SET EXERCISE >> Write out the material again word for word, dropping any images it holds.

Data excerpts >>
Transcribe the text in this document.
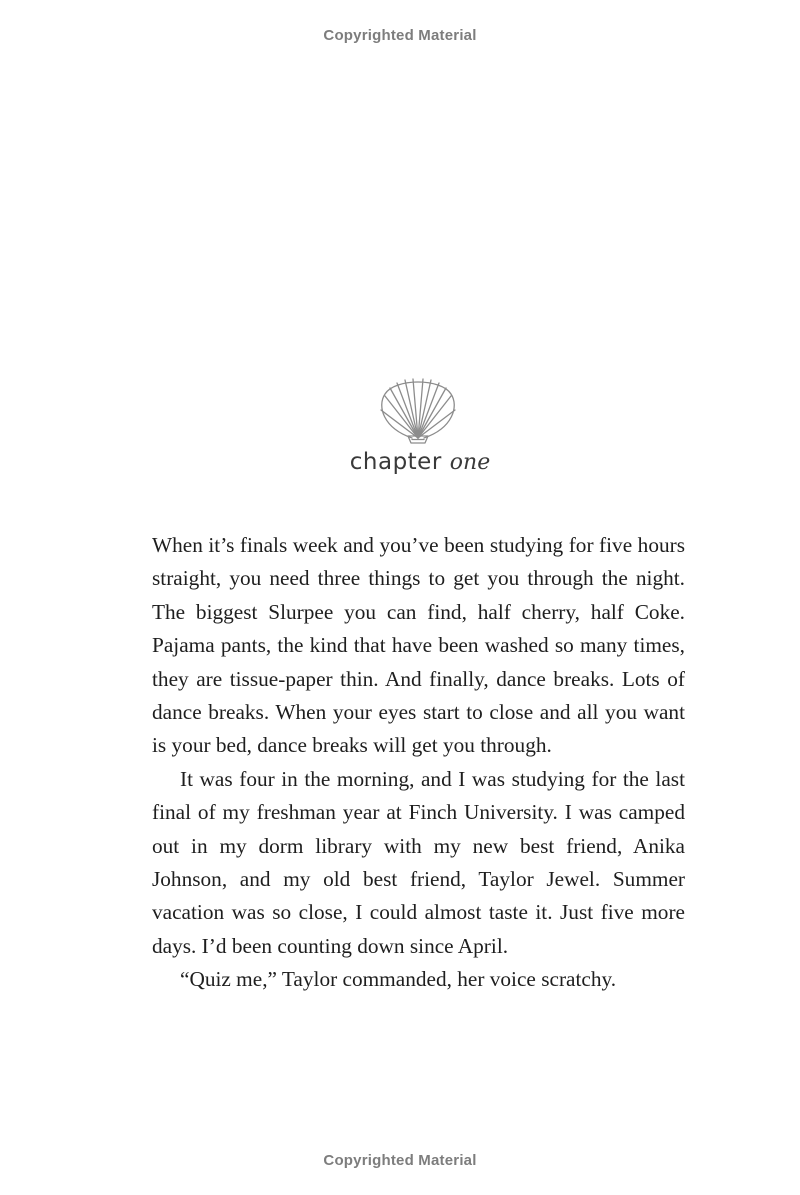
Copyrighted Material
chapter one

When it’s finals week and you’ve been studying for five hours straight, you need three things to get you through the night. The biggest Slurpee you can find, half cherry, half Coke. Pajama pants, the kind that have been washed so many times, they are tissue-paper thin. And finally, dance breaks. Lots of dance breaks. When your eyes start to close and all you want is your bed, dance breaks will get you through.

It was four in the morning, and I was studying for the last final of my freshman year at Finch University. I was camped out in my dorm library with my new best friend, Anika Johnson, and my old best friend, Taylor Jewel. Summer vacation was so close, I could almost taste it. Just five more days. I’d been counting down since April.

“Quiz me,” Taylor commanded, her voice scratchy.

Copyrighted Material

FINISHED EXERCISE >>
Transcribe the text in this document.
Copyrighted Material
chapter one

When it’s finals week and you’ve been studying for five hours straight, you need three things to get you through the night. The biggest Slurpee you can find, half cherry, half Coke. Pajama pants, the kind that have been washed so many times, they are tissue-paper thin. And finally, dance breaks. Lots of dance breaks. When your eyes start to close and all you want is your bed, dance breaks will get you through.

It was four in the morning, and I was studying for the last final of my freshman year at Finch University. I was camped out in my dorm library with my new best friend, Anika Johnson, and my old best friend, Taylor Jewel. Summer vacation was so close, I could almost taste it. Just five more days. I’d been counting down since April.

“Quiz me,” Taylor commanded, her voice scratchy.

Copyrighted Material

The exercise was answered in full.